● **Goal**
Could you give the data below again, exactly and completely?

● **Extracted entries**
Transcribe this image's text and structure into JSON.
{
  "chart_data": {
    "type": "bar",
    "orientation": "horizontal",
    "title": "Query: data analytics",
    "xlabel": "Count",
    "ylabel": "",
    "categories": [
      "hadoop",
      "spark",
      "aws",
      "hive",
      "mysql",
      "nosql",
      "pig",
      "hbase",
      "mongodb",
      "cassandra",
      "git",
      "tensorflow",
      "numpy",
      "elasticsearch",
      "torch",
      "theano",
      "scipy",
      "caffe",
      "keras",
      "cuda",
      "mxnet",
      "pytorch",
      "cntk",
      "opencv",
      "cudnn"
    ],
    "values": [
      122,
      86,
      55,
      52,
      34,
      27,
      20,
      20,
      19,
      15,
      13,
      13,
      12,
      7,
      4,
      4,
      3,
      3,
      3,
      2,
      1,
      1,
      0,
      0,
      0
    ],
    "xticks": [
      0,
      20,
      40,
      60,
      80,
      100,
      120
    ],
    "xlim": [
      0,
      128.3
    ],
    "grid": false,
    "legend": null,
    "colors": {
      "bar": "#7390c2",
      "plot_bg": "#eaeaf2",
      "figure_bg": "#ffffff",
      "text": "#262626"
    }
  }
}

● **Output for this task**
Transcribe this image's text and structure into JSON.
{
  "chart_data": {
    "type": "bar",
    "orientation": "horizontal",
    "title": "Query: data analytics",
    "xlabel": "Count",
    "ylabel": "",
    "categories": [
      "hadoop",
      "spark",
      "aws",
      "hive",
      "mysql",
      "nosql",
      "pig",
      "hbase",
      "mongodb",
      "cassandra",
      "git",
      "tensorflow",
      "numpy",
      "elasticsearch",
      "torch",
      "theano",
      "scipy",
      "caffe",
      "keras",
      "cuda",
      "mxnet",
      "pytorch",
      "cntk",
      "opencv",
      "cudnn"
    ],
    "values": [
      122,
      86,
      55,
      52,
      34,
      27,
      20,
      20,
      19,
      15,
      13,
      13,
      12,
      7,
      4,
      4,
      3,
      3,
      3,
      2,
      1,
      1,
      0,
      0,
      0
    ],
    "xticks": [
      0,
      20,
      40,
      60,
      80,
      100,
      120
    ],
    "xlim": [
      0,
      128.3
    ],
    "grid": false,
    "legend": null,
    "colors": {
      "bar": "#7390c2",
      "plot_bg": "#eaeaf2",
      "figure_bg": "#ffffff",
      "text": "#262626"
    }
  }
}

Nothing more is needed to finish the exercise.